• **Task brief**:
Retype each line exactly. Skip images.

• **Records shown**:
+ + +

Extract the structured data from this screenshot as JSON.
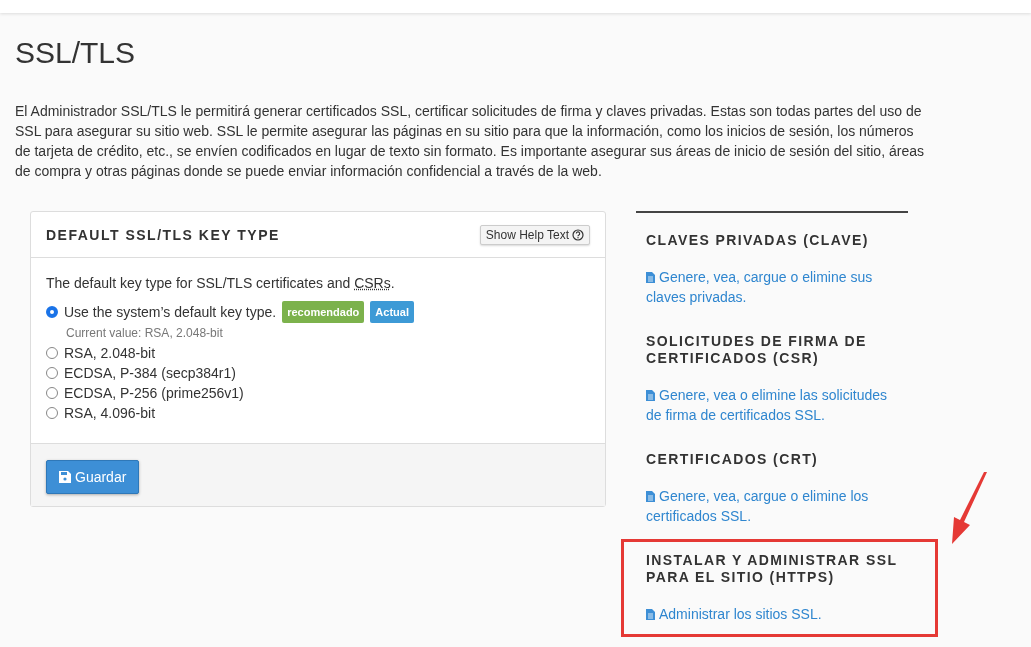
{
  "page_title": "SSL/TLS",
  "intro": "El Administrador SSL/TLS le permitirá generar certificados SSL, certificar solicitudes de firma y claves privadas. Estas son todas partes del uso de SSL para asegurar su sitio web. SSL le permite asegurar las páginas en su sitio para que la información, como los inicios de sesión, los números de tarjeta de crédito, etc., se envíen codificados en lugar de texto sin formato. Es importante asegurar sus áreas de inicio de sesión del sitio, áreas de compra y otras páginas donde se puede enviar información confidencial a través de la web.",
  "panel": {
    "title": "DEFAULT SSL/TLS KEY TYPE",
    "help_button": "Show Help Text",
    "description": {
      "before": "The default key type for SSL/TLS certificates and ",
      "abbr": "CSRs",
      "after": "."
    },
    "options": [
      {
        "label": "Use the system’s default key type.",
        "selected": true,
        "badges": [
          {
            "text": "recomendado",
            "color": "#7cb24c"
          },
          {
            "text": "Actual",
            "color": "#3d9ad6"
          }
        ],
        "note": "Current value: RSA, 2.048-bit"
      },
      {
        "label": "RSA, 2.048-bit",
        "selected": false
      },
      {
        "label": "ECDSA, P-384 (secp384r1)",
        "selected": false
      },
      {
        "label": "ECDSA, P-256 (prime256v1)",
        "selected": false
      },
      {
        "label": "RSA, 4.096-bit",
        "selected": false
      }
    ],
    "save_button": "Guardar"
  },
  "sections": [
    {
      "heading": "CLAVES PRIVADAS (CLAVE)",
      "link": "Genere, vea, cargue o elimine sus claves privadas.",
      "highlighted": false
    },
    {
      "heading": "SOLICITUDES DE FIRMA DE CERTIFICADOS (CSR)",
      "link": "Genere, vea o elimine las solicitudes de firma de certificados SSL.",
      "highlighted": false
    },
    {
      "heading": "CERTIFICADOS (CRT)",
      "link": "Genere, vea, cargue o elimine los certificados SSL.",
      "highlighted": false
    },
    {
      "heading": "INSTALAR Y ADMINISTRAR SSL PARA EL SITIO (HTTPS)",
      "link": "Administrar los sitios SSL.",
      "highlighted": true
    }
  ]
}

+ + +

• **Solution to the problem**:
Extract the structured data from this screenshot as JSON.
{
  "page_title": "SSL/TLS",
  "intro": "El Administrador SSL/TLS le permitirá generar certificados SSL, certificar solicitudes de firma y claves privadas. Estas son todas partes del uso de SSL para asegurar su sitio web. SSL le permite asegurar las páginas en su sitio para que la información, como los inicios de sesión, los números de tarjeta de crédito, etc., se envíen codificados en lugar de texto sin formato. Es importante asegurar sus áreas de inicio de sesión del sitio, áreas de compra y otras páginas donde se puede enviar información confidencial a través de la web.",
  "panel": {
    "title": "DEFAULT SSL/TLS KEY TYPE",
    "help_button": "Show Help Text",
    "description": {
      "before": "The default key type for SSL/TLS certificates and ",
      "abbr": "CSRs",
      "after": "."
    },
    "options": [
      {
        "label": "Use the system’s default key type.",
        "selected": true,
        "badges": [
          {
            "text": "recomendado",
            "color": "#7cb24c"
          },
          {
            "text": "Actual",
            "color": "#3d9ad6"
          }
        ],
        "note": "Current value: RSA, 2.048-bit"
      },
      {
        "label": "RSA, 2.048-bit",
        "selected": false
      },
      {
        "label": "ECDSA, P-384 (secp384r1)",
        "selected": false
      },
      {
        "label": "ECDSA, P-256 (prime256v1)",
        "selected": false
      },
      {
        "label": "RSA, 4.096-bit",
        "selected": false
      }
    ],
    "save_button": "Guardar"
  },
  "sections": [
    {
      "heading": "CLAVES PRIVADAS (CLAVE)",
      "link": "Genere, vea, cargue o elimine sus claves privadas.",
      "highlighted": false
    },
    {
      "heading": "SOLICITUDES DE FIRMA DE CERTIFICADOS (CSR)",
      "link": "Genere, vea o elimine las solicitudes de firma de certificados SSL.",
      "highlighted": false
    },
    {
      "heading": "CERTIFICADOS (CRT)",
      "link": "Genere, vea, cargue o elimine los certificados SSL.",
      "highlighted": false
    },
    {
      "heading": "INSTALAR Y ADMINISTRAR SSL PARA EL SITIO (HTTPS)",
      "link": "Administrar los sitios SSL.",
      "highlighted": true
    }
  ]
}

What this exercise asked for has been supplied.